═══ DATA FOR PROCESSING

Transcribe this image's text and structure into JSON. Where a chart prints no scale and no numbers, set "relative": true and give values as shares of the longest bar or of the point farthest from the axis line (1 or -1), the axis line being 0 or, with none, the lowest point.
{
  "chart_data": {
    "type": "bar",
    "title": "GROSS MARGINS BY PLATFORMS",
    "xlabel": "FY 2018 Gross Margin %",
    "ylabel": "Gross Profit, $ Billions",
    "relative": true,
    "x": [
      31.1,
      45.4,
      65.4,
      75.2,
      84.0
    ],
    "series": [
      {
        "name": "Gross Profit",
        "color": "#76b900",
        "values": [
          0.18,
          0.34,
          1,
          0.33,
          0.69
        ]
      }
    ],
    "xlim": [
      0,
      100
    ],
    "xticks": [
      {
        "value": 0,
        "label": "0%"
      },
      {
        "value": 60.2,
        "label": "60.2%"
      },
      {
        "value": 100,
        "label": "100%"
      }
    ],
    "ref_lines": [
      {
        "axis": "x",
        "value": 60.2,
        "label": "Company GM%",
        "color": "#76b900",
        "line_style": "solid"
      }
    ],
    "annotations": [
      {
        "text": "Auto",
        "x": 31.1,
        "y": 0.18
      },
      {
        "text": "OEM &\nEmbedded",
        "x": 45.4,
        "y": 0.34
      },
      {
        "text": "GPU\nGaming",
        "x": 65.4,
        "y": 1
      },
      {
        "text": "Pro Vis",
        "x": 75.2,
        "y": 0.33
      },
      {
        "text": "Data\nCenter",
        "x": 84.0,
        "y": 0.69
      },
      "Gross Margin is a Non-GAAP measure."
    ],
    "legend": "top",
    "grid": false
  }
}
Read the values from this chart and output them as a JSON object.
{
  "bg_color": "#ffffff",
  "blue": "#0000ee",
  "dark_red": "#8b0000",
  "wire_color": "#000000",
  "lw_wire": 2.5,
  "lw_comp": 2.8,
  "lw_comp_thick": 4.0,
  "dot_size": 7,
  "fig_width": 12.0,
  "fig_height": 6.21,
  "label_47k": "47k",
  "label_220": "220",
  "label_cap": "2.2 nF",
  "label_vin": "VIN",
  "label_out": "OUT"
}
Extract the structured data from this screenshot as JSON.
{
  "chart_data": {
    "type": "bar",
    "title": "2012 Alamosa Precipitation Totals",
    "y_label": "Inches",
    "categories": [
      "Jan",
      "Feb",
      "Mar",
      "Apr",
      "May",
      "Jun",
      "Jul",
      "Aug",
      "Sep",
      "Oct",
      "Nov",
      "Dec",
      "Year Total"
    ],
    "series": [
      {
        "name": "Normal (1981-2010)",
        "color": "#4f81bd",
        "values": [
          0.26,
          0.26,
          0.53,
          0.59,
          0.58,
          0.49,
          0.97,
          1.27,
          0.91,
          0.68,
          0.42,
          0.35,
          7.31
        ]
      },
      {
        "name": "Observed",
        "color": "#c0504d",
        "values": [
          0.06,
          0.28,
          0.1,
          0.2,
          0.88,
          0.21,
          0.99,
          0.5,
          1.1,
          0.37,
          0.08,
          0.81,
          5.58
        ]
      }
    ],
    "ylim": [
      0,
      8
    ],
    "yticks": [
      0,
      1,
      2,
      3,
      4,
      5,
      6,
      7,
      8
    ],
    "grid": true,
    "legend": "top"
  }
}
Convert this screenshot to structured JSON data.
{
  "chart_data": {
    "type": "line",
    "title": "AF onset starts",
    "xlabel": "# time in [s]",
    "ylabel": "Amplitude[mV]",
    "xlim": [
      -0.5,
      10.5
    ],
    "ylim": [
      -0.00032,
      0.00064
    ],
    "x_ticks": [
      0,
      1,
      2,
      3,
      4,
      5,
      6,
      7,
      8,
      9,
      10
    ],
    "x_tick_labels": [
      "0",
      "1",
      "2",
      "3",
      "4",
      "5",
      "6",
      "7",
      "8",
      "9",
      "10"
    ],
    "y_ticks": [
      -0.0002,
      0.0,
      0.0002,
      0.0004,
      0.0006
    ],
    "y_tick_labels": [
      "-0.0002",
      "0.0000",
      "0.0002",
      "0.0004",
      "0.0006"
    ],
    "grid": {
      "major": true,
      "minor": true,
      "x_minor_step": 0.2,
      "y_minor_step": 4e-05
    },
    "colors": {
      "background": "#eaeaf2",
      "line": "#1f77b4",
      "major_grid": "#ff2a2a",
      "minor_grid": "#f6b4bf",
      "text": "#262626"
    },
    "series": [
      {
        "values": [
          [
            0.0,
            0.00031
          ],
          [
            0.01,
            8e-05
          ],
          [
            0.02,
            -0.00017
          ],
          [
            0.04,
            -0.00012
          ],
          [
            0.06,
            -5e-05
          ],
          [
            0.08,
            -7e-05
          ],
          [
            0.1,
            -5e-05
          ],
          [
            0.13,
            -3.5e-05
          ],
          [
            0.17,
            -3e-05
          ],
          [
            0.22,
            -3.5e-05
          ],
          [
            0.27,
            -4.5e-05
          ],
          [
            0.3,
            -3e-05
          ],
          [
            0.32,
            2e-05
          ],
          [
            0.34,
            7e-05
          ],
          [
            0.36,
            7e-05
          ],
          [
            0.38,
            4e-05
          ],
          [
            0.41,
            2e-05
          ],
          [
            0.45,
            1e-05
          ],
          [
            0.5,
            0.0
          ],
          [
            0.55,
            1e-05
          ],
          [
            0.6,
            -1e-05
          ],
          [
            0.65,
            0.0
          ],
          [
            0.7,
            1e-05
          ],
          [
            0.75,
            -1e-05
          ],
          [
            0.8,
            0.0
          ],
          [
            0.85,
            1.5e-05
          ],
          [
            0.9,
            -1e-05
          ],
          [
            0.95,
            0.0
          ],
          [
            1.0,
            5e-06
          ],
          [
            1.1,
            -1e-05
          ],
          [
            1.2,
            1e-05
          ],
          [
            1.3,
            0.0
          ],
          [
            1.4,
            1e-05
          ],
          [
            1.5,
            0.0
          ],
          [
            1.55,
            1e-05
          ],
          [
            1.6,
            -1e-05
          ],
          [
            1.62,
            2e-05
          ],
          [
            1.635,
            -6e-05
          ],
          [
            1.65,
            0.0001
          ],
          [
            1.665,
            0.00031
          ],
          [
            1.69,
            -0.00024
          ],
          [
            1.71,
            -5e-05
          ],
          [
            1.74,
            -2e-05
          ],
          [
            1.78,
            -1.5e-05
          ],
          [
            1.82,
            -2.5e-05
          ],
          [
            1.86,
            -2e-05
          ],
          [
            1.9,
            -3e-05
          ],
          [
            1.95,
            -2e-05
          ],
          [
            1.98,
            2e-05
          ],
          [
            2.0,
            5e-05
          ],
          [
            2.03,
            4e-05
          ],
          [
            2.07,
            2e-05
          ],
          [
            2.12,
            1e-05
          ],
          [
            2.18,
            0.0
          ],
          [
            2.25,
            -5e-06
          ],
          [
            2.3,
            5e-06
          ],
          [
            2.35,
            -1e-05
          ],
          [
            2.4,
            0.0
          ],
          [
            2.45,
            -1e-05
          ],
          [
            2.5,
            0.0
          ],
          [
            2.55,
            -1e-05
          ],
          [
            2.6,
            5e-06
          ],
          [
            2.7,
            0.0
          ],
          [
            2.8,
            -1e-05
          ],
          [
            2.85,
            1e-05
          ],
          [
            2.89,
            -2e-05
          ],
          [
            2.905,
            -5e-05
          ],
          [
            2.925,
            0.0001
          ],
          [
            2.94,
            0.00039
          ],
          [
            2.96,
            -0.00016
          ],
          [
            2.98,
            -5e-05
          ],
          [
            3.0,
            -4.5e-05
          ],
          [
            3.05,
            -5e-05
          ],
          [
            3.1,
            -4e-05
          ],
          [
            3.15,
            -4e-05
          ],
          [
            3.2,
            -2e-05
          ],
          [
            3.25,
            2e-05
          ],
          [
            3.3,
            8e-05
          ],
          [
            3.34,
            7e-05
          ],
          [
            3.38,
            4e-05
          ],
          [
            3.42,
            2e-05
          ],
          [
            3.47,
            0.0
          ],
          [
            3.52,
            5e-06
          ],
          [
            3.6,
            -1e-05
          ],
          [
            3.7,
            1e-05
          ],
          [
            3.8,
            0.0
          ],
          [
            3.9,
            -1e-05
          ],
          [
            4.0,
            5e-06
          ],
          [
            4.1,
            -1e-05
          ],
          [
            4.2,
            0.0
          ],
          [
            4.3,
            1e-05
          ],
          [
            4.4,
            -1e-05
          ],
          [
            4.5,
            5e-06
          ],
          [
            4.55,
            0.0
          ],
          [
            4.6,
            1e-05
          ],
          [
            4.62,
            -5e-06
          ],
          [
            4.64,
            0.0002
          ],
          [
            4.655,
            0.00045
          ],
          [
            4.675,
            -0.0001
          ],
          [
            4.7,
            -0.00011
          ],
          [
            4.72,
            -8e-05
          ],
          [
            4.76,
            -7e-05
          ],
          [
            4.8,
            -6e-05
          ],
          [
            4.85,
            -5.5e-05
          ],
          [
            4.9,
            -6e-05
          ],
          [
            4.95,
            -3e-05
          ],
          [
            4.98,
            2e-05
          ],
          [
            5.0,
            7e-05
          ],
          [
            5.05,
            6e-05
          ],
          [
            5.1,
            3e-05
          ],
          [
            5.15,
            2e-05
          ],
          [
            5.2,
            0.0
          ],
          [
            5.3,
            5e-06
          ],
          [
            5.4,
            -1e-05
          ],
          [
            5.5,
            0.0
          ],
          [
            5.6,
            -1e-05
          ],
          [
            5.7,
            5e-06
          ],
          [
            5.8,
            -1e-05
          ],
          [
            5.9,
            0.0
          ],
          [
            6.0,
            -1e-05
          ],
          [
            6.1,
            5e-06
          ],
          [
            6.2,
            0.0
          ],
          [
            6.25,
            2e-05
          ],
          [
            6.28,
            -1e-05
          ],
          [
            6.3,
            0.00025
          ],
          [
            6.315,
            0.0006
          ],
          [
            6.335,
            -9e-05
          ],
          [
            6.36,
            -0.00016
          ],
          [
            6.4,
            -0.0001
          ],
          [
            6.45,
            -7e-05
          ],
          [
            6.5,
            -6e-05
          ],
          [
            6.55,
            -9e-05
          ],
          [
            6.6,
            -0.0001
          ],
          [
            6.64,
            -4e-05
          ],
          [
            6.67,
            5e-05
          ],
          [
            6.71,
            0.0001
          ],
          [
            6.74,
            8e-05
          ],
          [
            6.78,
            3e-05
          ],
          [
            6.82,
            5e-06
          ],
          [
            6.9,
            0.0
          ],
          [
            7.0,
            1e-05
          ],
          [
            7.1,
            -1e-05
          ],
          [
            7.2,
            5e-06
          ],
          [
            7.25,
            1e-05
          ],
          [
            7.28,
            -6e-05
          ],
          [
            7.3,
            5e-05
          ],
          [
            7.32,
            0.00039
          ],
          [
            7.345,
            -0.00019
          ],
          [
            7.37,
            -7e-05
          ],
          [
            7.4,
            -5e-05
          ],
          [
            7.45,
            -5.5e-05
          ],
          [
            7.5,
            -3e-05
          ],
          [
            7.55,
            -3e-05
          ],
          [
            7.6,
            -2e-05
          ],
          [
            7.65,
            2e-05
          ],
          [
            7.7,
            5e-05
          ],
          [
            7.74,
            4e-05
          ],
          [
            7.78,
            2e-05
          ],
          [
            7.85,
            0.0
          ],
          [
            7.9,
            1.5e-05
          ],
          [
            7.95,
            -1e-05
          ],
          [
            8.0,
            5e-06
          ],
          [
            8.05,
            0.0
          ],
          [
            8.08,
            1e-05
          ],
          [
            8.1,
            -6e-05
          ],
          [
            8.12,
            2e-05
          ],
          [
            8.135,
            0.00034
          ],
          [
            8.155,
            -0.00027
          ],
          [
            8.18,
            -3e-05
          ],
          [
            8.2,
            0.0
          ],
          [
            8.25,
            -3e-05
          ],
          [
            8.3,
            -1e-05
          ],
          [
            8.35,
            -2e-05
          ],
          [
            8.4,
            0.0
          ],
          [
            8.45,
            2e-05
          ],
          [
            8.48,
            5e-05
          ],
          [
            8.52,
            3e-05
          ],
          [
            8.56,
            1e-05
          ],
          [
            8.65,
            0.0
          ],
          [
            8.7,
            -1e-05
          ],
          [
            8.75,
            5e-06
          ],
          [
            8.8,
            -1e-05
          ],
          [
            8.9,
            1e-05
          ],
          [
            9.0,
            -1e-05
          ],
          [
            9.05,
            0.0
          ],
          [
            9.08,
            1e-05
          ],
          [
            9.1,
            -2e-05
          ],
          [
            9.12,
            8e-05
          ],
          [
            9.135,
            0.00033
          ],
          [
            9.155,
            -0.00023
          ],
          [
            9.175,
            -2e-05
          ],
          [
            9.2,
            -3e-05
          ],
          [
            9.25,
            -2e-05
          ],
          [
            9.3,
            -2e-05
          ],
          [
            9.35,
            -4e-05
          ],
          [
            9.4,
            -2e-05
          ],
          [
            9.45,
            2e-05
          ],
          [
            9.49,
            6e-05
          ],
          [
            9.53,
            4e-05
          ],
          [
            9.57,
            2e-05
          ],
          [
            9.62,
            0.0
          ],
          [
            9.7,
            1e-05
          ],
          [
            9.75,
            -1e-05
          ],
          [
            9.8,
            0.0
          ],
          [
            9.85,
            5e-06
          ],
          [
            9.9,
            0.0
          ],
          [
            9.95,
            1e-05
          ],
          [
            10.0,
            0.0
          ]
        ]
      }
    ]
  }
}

══════

WHAT IS ASKED:
Which lines hold the string "title"? List them all.

SOLVED EXERCISE:
    "title": "GROSS MARGINS BY PLATFORMS",
    "title": "2012 Alamosa Precipitation Totals",
    "title": "AF onset starts",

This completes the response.